▶ [INSTRUCTIONS FOR THE TASK] Extract the records in full, leaving every picture out.

[EXERCISE MATERIALS start]

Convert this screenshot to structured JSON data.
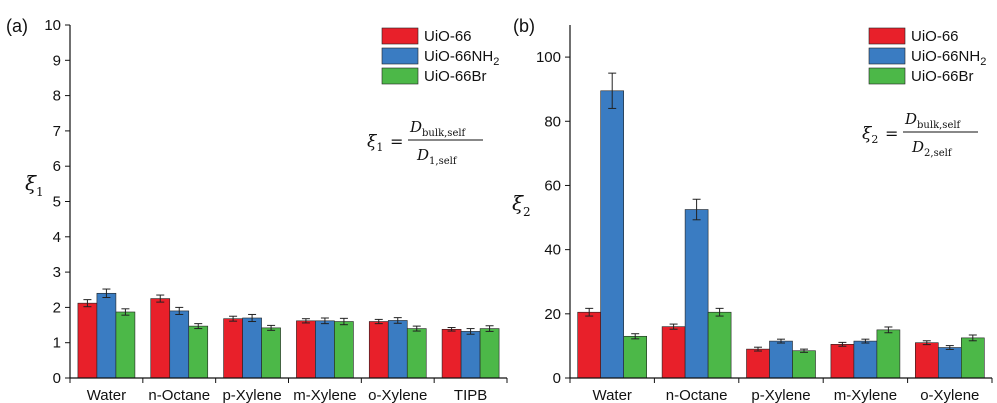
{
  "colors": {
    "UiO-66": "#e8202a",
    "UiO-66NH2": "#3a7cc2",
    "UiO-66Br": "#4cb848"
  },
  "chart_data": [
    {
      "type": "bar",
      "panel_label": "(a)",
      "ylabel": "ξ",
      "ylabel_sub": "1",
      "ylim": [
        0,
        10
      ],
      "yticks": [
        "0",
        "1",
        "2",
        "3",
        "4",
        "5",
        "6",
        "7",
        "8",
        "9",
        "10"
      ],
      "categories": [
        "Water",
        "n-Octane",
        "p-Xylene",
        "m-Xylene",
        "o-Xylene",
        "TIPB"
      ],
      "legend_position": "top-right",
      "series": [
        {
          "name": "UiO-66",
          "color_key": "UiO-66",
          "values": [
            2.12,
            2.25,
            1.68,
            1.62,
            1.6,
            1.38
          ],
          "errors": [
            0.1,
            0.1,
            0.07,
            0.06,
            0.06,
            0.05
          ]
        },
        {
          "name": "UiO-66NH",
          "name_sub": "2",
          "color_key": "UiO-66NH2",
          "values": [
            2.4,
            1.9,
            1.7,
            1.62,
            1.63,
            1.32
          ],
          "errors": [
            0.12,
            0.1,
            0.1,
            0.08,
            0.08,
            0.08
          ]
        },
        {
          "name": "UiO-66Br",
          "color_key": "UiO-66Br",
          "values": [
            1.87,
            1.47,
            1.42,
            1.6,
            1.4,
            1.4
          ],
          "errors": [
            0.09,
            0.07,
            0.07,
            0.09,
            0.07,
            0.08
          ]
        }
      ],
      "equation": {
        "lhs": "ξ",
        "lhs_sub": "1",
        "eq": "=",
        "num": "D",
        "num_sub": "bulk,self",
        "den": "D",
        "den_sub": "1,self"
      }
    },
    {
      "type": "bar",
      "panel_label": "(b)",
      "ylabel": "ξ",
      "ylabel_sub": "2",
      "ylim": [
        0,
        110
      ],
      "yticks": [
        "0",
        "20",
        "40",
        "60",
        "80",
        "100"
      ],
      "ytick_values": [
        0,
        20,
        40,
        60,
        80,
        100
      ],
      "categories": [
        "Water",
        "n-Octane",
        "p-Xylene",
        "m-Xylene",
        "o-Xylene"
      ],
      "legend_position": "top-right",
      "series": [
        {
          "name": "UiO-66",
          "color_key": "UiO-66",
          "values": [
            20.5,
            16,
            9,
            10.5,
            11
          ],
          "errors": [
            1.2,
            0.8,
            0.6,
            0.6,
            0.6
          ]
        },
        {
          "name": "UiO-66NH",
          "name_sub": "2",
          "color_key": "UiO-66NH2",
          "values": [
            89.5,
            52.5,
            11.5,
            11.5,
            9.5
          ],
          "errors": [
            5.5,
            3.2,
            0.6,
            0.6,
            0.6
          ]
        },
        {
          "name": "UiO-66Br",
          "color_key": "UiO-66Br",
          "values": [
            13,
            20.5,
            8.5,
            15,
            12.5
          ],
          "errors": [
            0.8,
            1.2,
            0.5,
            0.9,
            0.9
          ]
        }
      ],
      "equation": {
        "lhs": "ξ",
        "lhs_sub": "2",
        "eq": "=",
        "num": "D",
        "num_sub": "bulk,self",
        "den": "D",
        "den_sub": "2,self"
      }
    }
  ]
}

[EXERCISE MATERIALS end]

▶ [PROBLEM SOLUTION]
Convert this screenshot to structured JSON data.
{
  "colors": {
    "UiO-66": "#e8202a",
    "UiO-66NH2": "#3a7cc2",
    "UiO-66Br": "#4cb848"
  },
  "chart_data": [
    {
      "type": "bar",
      "panel_label": "(a)",
      "ylabel": "ξ",
      "ylabel_sub": "1",
      "ylim": [
        0,
        10
      ],
      "yticks": [
        "0",
        "1",
        "2",
        "3",
        "4",
        "5",
        "6",
        "7",
        "8",
        "9",
        "10"
      ],
      "categories": [
        "Water",
        "n-Octane",
        "p-Xylene",
        "m-Xylene",
        "o-Xylene",
        "TIPB"
      ],
      "legend_position": "top-right",
      "series": [
        {
          "name": "UiO-66",
          "color_key": "UiO-66",
          "values": [
            2.12,
            2.25,
            1.68,
            1.62,
            1.6,
            1.38
          ],
          "errors": [
            0.1,
            0.1,
            0.07,
            0.06,
            0.06,
            0.05
          ]
        },
        {
          "name": "UiO-66NH",
          "name_sub": "2",
          "color_key": "UiO-66NH2",
          "values": [
            2.4,
            1.9,
            1.7,
            1.62,
            1.63,
            1.32
          ],
          "errors": [
            0.12,
            0.1,
            0.1,
            0.08,
            0.08,
            0.08
          ]
        },
        {
          "name": "UiO-66Br",
          "color_key": "UiO-66Br",
          "values": [
            1.87,
            1.47,
            1.42,
            1.6,
            1.4,
            1.4
          ],
          "errors": [
            0.09,
            0.07,
            0.07,
            0.09,
            0.07,
            0.08
          ]
        }
      ],
      "equation": {
        "lhs": "ξ",
        "lhs_sub": "1",
        "eq": "=",
        "num": "D",
        "num_sub": "bulk,self",
        "den": "D",
        "den_sub": "1,self"
      }
    },
    {
      "type": "bar",
      "panel_label": "(b)",
      "ylabel": "ξ",
      "ylabel_sub": "2",
      "ylim": [
        0,
        110
      ],
      "yticks": [
        "0",
        "20",
        "40",
        "60",
        "80",
        "100"
      ],
      "ytick_values": [
        0,
        20,
        40,
        60,
        80,
        100
      ],
      "categories": [
        "Water",
        "n-Octane",
        "p-Xylene",
        "m-Xylene",
        "o-Xylene"
      ],
      "legend_position": "top-right",
      "series": [
        {
          "name": "UiO-66",
          "color_key": "UiO-66",
          "values": [
            20.5,
            16,
            9,
            10.5,
            11
          ],
          "errors": [
            1.2,
            0.8,
            0.6,
            0.6,
            0.6
          ]
        },
        {
          "name": "UiO-66NH",
          "name_sub": "2",
          "color_key": "UiO-66NH2",
          "values": [
            89.5,
            52.5,
            11.5,
            11.5,
            9.5
          ],
          "errors": [
            5.5,
            3.2,
            0.6,
            0.6,
            0.6
          ]
        },
        {
          "name": "UiO-66Br",
          "color_key": "UiO-66Br",
          "values": [
            13,
            20.5,
            8.5,
            15,
            12.5
          ],
          "errors": [
            0.8,
            1.2,
            0.5,
            0.9,
            0.9
          ]
        }
      ],
      "equation": {
        "lhs": "ξ",
        "lhs_sub": "2",
        "eq": "=",
        "num": "D",
        "num_sub": "bulk,self",
        "den": "D",
        "den_sub": "2,self"
      }
    }
  ]
}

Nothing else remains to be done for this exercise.